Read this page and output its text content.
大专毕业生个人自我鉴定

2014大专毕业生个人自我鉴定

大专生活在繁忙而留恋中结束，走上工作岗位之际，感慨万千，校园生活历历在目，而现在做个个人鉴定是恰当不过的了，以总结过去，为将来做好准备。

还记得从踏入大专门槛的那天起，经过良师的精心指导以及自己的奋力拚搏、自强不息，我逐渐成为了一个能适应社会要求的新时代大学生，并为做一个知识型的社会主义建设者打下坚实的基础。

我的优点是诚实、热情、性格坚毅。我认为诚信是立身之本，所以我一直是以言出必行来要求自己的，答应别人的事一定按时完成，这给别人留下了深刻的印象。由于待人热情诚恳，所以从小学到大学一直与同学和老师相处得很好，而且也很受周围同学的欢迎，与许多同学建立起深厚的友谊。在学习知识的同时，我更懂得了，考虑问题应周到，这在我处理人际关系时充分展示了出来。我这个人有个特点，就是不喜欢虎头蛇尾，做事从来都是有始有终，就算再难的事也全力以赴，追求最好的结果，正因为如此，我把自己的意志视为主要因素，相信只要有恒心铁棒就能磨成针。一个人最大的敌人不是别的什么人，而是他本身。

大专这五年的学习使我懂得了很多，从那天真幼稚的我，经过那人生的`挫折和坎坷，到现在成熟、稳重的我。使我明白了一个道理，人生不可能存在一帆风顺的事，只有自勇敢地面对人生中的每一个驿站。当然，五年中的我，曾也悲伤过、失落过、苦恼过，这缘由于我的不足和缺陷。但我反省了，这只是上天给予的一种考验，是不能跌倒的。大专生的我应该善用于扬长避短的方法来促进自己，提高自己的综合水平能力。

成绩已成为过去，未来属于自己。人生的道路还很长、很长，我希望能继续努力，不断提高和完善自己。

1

## Given problem
Every line of the data above should be copied exactly.

## Task answer
Read this page and output its text content.
大专毕业生个人自我鉴定

2014大专毕业生个人自我鉴定

大专生活在繁忙而留恋中结束，走上工作岗位之际，感慨万千，校园生活历历在目，而现在做个个人鉴定是恰当不过的了，以总结过去，为将来做好准备。

还记得从踏入大专门槛的那天起，经过良师的精心指导以及自己的奋力拚搏、自强不息，我逐渐成为了一个能适应社会要求的新时代大学生，并为做一个知识型的社会主义建设者打下坚实的基础。

我的优点是诚实、热情、性格坚毅。我认为诚信是立身之本，所以我一直是以言出必行来要求自己的，答应别人的事一定按时完成，这给别人留下了深刻的印象。由于待人热情诚恳，所以从小学到大学一直与同学和老师相处得很好，而且也很受周围同学的欢迎，与许多同学建立起深厚的友谊。在学习知识的同时，我更懂得了，考虑问题应周到，这在我处理人际关系时充分展示了出来。我这个人有个特点，就是不喜欢虎头蛇尾，做事从来都是有始有终，就算再难的事也全力以赴，追求最好的结果，正因为如此，我把自己的意志视为主要因素，相信只要有恒心铁棒就能磨成针。一个人最大的敌人不是别的什么人，而是他本身。

大专这五年的学习使我懂得了很多，从那天真幼稚的我，经过那人生的`挫折和坎坷，到现在成熟、稳重的我。使我明白了一个道理，人生不可能存在一帆风顺的事，只有自勇敢地面对人生中的每一个驿站。当然，五年中的我，曾也悲伤过、失落过、苦恼过，这缘由于我的不足和缺陷。但我反省了，这只是上天给予的一种考验，是不能跌倒的。大专生的我应该善用于扬长避短的方法来促进自己，提高自己的综合水平能力。

成绩已成为过去，未来属于自己。人生的道路还很长、很长，我希望能继续努力，不断提高和完善自己。

1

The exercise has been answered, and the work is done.